Task =
In the records that follow, locate every line with "text" and extract it.

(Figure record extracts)
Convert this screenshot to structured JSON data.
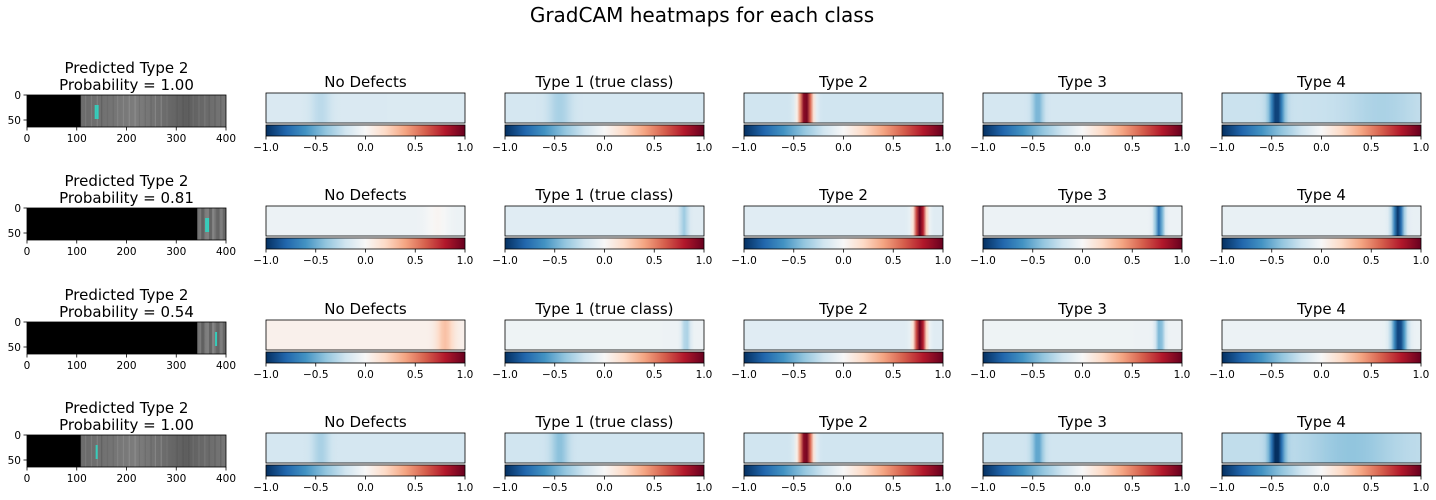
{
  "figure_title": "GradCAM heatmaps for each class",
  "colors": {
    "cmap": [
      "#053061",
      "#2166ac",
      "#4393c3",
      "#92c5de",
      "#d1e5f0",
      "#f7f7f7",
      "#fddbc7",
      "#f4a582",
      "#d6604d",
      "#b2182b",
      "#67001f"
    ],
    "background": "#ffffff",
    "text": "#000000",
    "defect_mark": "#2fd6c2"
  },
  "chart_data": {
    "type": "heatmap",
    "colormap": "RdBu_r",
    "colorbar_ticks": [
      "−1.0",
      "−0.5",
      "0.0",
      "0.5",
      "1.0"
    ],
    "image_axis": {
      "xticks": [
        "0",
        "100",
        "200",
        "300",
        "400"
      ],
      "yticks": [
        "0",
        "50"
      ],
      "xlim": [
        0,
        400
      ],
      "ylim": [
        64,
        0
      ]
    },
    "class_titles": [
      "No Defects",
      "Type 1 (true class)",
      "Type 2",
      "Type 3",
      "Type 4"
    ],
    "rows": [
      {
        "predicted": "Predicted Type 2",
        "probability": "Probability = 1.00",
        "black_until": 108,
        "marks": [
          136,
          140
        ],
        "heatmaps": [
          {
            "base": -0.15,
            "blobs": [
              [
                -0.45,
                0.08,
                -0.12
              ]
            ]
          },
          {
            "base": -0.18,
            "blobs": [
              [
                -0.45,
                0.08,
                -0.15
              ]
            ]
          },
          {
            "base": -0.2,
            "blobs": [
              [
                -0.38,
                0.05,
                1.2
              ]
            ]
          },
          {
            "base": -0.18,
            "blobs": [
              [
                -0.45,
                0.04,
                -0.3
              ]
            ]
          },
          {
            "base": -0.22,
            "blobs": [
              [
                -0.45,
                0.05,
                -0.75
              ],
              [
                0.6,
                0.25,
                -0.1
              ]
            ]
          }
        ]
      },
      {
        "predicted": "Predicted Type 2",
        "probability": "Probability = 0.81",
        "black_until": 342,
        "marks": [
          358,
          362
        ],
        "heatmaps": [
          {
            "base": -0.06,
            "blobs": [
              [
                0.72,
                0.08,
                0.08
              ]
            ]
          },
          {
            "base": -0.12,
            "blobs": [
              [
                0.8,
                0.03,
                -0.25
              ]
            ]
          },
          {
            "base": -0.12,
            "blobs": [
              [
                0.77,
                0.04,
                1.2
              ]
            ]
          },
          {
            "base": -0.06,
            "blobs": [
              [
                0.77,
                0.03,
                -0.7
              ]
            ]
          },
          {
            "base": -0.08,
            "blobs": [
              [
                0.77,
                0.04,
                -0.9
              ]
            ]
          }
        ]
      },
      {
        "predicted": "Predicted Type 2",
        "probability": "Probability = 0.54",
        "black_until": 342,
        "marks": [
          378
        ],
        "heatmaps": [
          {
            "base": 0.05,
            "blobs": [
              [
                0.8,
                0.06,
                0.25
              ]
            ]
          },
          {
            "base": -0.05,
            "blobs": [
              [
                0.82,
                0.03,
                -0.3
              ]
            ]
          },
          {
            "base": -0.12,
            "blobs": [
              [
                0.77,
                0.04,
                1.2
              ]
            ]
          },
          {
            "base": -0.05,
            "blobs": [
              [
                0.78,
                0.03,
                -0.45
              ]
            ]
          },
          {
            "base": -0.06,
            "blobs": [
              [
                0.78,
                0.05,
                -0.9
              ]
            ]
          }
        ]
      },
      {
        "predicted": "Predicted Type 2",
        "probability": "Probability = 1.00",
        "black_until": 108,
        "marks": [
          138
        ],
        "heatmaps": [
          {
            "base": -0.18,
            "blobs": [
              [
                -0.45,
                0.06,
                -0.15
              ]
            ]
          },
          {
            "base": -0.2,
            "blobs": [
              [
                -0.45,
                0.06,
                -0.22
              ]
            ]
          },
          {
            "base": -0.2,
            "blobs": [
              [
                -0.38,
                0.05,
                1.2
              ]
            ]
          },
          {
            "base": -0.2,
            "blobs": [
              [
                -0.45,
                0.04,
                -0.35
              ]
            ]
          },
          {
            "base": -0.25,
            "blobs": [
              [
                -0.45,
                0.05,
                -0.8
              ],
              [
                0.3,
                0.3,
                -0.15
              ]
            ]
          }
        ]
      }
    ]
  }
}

==

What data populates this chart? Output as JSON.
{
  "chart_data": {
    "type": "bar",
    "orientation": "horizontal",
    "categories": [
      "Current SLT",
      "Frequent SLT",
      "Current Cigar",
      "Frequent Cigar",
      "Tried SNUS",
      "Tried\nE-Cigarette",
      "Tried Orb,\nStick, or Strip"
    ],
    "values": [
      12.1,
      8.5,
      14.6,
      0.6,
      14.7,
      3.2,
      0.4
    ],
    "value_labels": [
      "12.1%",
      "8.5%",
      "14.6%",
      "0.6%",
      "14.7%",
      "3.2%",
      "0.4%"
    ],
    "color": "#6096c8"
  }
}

---

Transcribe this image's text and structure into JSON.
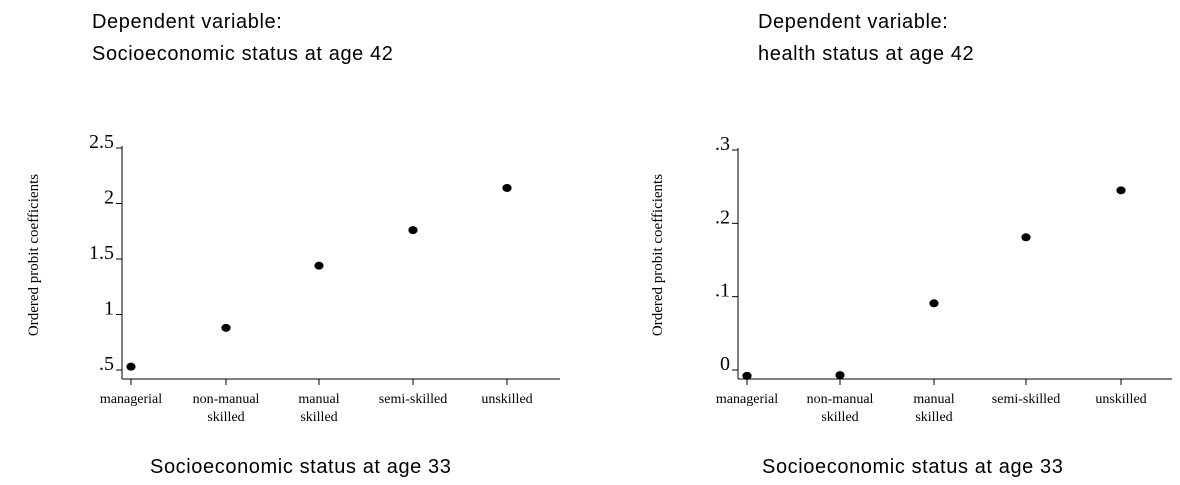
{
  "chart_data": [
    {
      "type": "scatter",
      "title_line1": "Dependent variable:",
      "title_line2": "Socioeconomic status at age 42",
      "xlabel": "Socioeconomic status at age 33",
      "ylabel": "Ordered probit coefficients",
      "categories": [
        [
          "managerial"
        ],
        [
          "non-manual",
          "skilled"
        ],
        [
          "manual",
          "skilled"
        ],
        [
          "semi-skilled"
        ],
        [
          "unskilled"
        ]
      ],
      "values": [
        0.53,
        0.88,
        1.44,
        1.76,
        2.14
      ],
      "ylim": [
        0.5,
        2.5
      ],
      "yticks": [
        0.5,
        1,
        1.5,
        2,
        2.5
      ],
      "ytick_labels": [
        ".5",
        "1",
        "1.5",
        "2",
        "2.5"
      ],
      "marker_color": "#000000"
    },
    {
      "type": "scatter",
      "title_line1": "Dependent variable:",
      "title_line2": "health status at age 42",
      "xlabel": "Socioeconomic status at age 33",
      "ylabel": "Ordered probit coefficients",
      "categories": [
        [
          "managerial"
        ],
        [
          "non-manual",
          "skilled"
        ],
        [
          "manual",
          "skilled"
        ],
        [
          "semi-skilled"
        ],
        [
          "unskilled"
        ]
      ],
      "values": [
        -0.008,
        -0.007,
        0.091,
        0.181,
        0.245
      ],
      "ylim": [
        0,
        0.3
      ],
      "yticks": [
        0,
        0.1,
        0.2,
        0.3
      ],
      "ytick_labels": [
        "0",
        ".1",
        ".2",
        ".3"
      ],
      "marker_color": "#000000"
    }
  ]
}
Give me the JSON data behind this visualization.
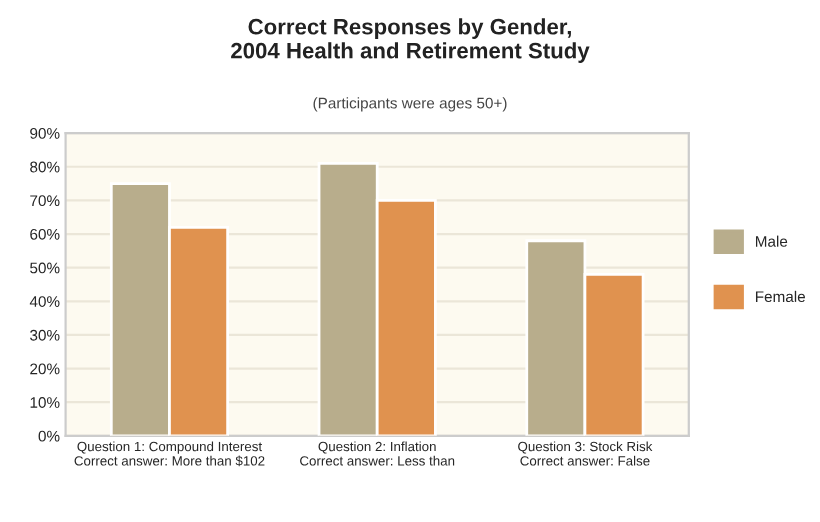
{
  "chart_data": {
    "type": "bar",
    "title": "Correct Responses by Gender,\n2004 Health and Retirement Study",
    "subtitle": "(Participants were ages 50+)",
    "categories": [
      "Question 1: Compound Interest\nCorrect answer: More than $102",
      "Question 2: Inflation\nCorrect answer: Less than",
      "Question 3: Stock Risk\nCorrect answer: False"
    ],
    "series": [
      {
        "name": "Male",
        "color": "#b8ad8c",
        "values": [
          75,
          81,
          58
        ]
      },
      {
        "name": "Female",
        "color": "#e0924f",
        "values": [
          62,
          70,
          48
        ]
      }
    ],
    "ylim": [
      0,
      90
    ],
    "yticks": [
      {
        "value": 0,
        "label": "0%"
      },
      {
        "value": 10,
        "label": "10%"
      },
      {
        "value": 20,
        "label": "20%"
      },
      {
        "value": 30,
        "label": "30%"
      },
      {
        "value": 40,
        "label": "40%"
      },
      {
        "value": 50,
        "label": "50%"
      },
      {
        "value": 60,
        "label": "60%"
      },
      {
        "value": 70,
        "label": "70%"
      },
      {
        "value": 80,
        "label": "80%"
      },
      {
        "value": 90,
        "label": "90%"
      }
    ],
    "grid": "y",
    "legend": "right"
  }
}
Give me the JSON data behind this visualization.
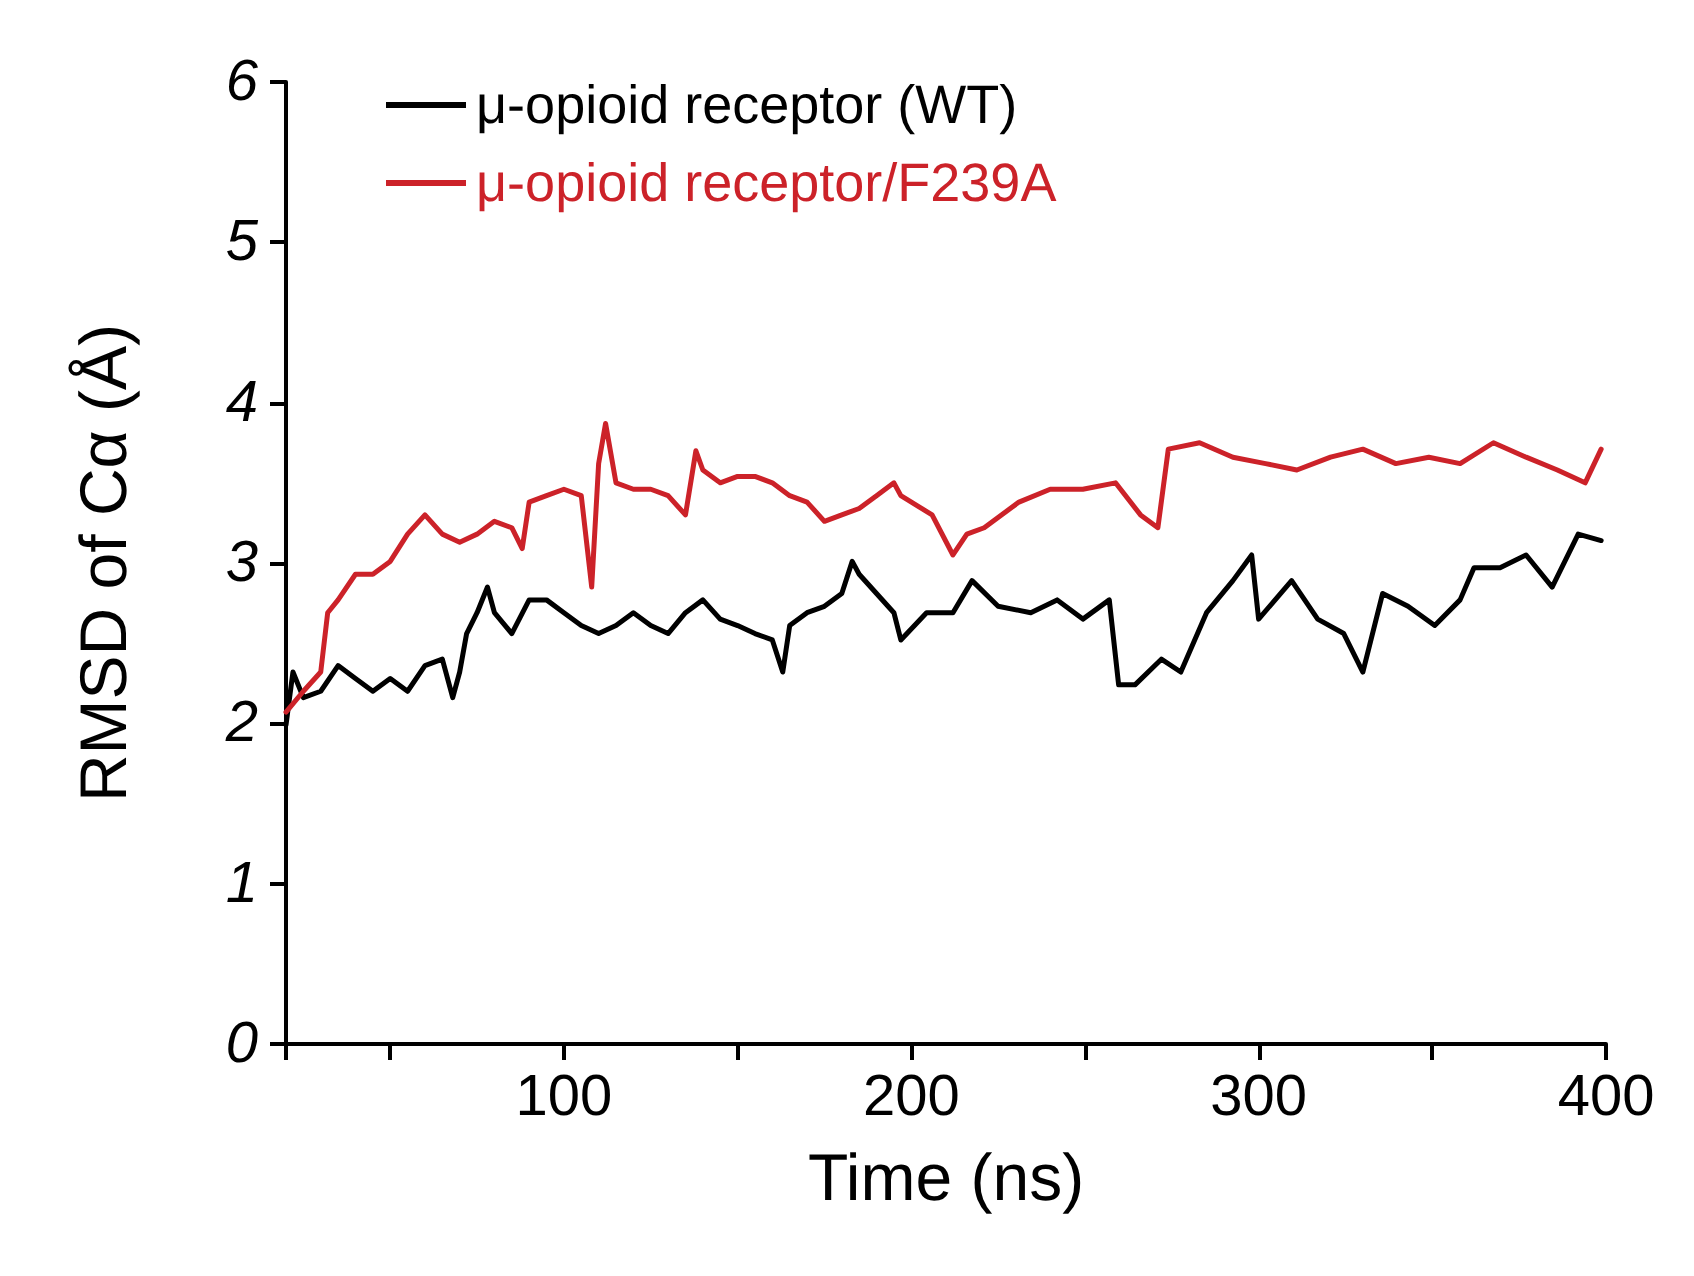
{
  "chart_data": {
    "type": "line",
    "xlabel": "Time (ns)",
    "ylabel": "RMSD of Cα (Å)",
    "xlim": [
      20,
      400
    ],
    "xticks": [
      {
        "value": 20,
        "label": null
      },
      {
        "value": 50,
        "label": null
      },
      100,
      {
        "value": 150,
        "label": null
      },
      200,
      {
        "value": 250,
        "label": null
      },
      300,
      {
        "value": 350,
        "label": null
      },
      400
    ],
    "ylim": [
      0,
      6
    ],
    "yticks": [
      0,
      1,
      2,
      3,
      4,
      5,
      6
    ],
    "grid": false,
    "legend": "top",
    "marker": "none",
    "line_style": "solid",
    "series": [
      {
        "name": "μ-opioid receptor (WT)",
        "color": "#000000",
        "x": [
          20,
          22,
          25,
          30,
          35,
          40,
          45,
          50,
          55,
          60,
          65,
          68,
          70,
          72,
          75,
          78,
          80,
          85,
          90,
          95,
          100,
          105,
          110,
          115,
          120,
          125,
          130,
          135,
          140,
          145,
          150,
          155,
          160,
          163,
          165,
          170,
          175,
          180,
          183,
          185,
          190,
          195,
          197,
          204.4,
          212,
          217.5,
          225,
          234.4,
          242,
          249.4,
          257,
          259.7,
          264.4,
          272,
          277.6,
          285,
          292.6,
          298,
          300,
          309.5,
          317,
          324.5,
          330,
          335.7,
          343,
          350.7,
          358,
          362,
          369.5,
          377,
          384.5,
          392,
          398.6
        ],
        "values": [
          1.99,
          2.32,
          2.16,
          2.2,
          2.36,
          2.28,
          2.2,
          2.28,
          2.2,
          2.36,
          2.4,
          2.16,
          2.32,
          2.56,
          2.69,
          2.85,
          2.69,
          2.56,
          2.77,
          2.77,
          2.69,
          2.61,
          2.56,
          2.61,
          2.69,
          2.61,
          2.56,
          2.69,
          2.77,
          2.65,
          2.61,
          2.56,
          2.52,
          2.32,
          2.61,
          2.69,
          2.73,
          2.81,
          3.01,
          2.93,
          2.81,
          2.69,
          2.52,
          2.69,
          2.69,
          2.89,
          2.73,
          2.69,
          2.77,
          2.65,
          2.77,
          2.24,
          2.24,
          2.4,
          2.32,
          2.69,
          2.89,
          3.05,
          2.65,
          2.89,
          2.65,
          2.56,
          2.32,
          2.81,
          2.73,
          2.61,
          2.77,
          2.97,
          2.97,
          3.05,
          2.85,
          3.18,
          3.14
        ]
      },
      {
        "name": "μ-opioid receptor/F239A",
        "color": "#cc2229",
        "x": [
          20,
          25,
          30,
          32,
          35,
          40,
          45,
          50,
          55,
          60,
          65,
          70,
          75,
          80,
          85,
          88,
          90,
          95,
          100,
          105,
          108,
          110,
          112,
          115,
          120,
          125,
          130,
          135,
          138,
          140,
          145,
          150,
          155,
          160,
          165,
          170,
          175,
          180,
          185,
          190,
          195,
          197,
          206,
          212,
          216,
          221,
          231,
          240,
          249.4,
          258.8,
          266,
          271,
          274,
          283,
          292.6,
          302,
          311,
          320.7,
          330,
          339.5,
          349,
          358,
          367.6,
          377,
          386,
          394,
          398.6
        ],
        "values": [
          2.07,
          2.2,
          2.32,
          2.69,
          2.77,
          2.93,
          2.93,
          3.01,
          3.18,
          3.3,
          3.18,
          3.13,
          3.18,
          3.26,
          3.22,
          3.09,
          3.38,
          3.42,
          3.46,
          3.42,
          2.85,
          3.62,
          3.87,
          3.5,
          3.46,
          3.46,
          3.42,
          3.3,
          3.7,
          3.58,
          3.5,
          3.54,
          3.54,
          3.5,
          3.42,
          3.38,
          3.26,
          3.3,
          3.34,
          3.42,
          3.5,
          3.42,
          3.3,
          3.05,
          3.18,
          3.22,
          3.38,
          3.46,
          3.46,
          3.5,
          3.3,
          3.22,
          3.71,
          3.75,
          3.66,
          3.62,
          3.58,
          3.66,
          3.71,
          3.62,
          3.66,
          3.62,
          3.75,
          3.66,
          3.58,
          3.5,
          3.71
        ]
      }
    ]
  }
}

Response to this exercise =
    "text": "#000000",
Transcribe this image's text and structure into JSON.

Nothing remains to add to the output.